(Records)
——

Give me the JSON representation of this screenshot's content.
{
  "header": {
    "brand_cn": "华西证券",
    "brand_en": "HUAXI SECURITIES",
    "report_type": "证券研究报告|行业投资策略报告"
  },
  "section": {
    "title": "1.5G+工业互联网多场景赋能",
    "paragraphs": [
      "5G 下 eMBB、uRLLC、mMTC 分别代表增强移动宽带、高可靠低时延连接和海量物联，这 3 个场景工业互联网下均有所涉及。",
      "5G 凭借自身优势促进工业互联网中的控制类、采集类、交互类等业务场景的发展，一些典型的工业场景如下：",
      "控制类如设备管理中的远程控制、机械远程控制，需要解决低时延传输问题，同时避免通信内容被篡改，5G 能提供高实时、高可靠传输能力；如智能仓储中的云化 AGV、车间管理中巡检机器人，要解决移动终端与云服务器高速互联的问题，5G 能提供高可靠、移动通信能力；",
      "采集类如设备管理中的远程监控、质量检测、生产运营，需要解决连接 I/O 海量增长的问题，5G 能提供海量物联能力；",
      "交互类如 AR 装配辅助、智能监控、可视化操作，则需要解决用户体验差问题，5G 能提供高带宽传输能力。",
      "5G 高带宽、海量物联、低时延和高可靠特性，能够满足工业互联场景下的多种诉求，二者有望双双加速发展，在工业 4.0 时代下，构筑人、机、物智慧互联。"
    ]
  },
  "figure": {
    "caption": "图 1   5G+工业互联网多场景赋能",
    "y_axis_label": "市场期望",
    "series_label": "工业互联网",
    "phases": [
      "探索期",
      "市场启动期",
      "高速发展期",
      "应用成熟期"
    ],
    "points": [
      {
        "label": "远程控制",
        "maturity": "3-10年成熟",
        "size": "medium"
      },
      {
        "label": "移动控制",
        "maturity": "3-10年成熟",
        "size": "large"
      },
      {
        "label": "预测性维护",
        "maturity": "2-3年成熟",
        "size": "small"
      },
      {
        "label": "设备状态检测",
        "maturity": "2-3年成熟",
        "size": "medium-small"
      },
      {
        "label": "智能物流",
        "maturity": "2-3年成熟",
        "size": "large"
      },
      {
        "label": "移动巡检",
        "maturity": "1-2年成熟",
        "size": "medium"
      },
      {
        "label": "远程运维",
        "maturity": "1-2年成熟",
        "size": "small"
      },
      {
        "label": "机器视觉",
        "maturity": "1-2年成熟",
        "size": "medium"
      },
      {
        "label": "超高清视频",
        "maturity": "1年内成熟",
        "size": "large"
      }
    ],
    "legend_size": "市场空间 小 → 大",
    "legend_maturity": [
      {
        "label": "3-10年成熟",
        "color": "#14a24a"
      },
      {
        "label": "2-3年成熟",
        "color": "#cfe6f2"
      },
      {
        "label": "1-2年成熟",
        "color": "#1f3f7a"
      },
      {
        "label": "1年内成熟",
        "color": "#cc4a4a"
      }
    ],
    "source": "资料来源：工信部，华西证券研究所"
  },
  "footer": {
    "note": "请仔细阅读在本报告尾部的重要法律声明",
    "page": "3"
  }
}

——

Extract the complete set of records unchanged.

Give me the JSON representation of this screenshot's content.
{
  "header": {
    "brand_cn": "华西证券",
    "brand_en": "HUAXI SECURITIES",
    "report_type": "证券研究报告|行业投资策略报告"
  },
  "section": {
    "title": "1.5G+工业互联网多场景赋能",
    "paragraphs": [
      "5G 下 eMBB、uRLLC、mMTC 分别代表增强移动宽带、高可靠低时延连接和海量物联，这 3 个场景工业互联网下均有所涉及。",
      "5G 凭借自身优势促进工业互联网中的控制类、采集类、交互类等业务场景的发展，一些典型的工业场景如下：",
      "控制类如设备管理中的远程控制、机械远程控制，需要解决低时延传输问题，同时避免通信内容被篡改，5G 能提供高实时、高可靠传输能力；如智能仓储中的云化 AGV、车间管理中巡检机器人，要解决移动终端与云服务器高速互联的问题，5G 能提供高可靠、移动通信能力；",
      "采集类如设备管理中的远程监控、质量检测、生产运营，需要解决连接 I/O 海量增长的问题，5G 能提供海量物联能力；",
      "交互类如 AR 装配辅助、智能监控、可视化操作，则需要解决用户体验差问题，5G 能提供高带宽传输能力。",
      "5G 高带宽、海量物联、低时延和高可靠特性，能够满足工业互联场景下的多种诉求，二者有望双双加速发展，在工业 4.0 时代下，构筑人、机、物智慧互联。"
    ]
  },
  "figure": {
    "caption": "图 1   5G+工业互联网多场景赋能",
    "y_axis_label": "市场期望",
    "series_label": "工业互联网",
    "phases": [
      "探索期",
      "市场启动期",
      "高速发展期",
      "应用成熟期"
    ],
    "points": [
      {
        "label": "远程控制",
        "maturity": "3-10年成熟",
        "size": "medium"
      },
      {
        "label": "移动控制",
        "maturity": "3-10年成熟",
        "size": "large"
      },
      {
        "label": "预测性维护",
        "maturity": "2-3年成熟",
        "size": "small"
      },
      {
        "label": "设备状态检测",
        "maturity": "2-3年成熟",
        "size": "medium-small"
      },
      {
        "label": "智能物流",
        "maturity": "2-3年成熟",
        "size": "large"
      },
      {
        "label": "移动巡检",
        "maturity": "1-2年成熟",
        "size": "medium"
      },
      {
        "label": "远程运维",
        "maturity": "1-2年成熟",
        "size": "small"
      },
      {
        "label": "机器视觉",
        "maturity": "1-2年成熟",
        "size": "medium"
      },
      {
        "label": "超高清视频",
        "maturity": "1年内成熟",
        "size": "large"
      }
    ],
    "legend_size": "市场空间 小 → 大",
    "legend_maturity": [
      {
        "label": "3-10年成熟",
        "color": "#14a24a"
      },
      {
        "label": "2-3年成熟",
        "color": "#cfe6f2"
      },
      {
        "label": "1-2年成熟",
        "color": "#1f3f7a"
      },
      {
        "label": "1年内成熟",
        "color": "#cc4a4a"
      }
    ],
    "source": "资料来源：工信部，华西证券研究所"
  },
  "footer": {
    "note": "请仔细阅读在本报告尾部的重要法律声明",
    "page": "3"
  }
}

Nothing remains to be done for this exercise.